Wir sind anders als ihr denkt: Der arabische Feminismus ist der Titel eines feministischen Sachbuches der Autorin Claudia Mende. Die Buch erschien im September 2024 im Westend Verlag.

Die Gesellschaften der arabischen Welt befinden sich in einem massiven Wandel, der auch Frauen, ihre Rolle in der Gesellschaft und in der Familie, betrifft. Mende führt zahlreiche Interviews und lässt die Frauen selbst zu Wort kommen, sie zeigt ihre Lebenswelt und ihren Kampf für Freiheit und Gleichberechtigung. In allen arabischen Ländern sind Frauen im öffentlichen Raum immer stärker präsent und fordern ihre Rechte ein. Es gibt aber nicht die eine arabische Welt, jedes arabische Land hat seine Eigenheiten, seine eigenen Gesetze, gesellschaftlichen Gegebenheiten und seine wirtschaftliche Kraft - die höchst unterschiedlich sein können. So ist in Tunesien die rechtliche Gleichstellung beinahe erreicht, während die Gesetze Saudi-Arabiens Frauen beträchtlich diskriminieren.

▶ Datenauszug:
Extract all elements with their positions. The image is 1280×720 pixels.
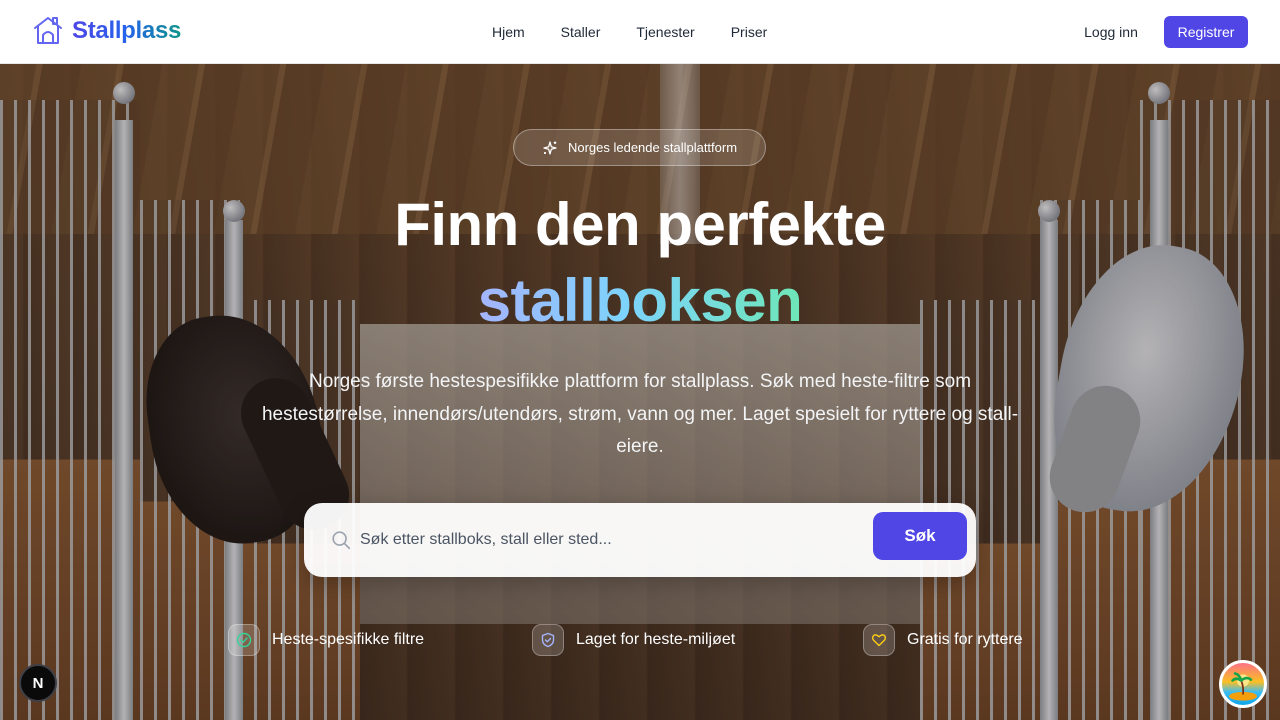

▶ Aufgabe A: Ersetze „September“ durch „Oktober“ und gib den Text über das Sachbuch ab „Wir sind anders“ bis einschließlich „im Westend Verlag.“ mit dieser Änderung wieder.
▶ Aufgabe B: In welchem Land ist laut dem Text über das Sachbuch die rechtliche Gleichstellung der Frauen beinahe erreicht?
▶ Aufgabe C: Führe den Text über den arabischen Feminismus im Anschluss an seinen letzten Satz weiter.

▶ Antwort A:
Wir sind anders als ihr denkt: Der arabische Feminismus ist der Titel eines feministischen Sachbuches der Autorin Claudia Mende. Die Buch erschien im Oktober 2024 im Westend Verlag.

▶ Antwort B: In Tunesien.

▶ Antwort C:
Das Buch gliedert sich in mehrere Kapitel:

Kapitel 1. Die Anfänge: Hoda Shaarawi und der Aufbruch der Frauen

In diesem Kapitel wird die Geschichte des arabischen Feminismus vor allem in Ägypten beschrieben und ihre wesentlichen Protagonistinnen wie Shaarawi. Es wird aufgezeigt, welche Rechte Frauen sich Schritt für Schritt erkämpft haben.

Kapitel 2. Staatsfeminismus: Frauenrechte von oben

Nach der Unabhängigkeit hatten einige Staaten das Bedürfnis sich grundlegend zu modernisieren, darunter auch die gesetzlichen Regelungen, die Frauen betreffen. Besonders in Tunesien war zu beobachten, dass ausgehend vom Machthaber viele frauenfreundliche Gesetze erlassen wurden. Wenn diese aber im Gegensatz zu den Wünschen von Frauen standen, konnten die Autokraten aber auch hart durchgreifen.

Kapitel 3. Die Arabellion von 2011 - eine neue Etappe

Frauen spielten in den Aufständen des arabischen Frühlings eine entscheidende Rolle, und das obwohl sie ein noch größeres Risiko wie die Männer eingingen. Mende porträtiert einige Frauen, ihre Vorstellungen und ihren Kampf in der Arabellion, aber auch die Veränderung in den Frauenrechten, die angestoßen wurden.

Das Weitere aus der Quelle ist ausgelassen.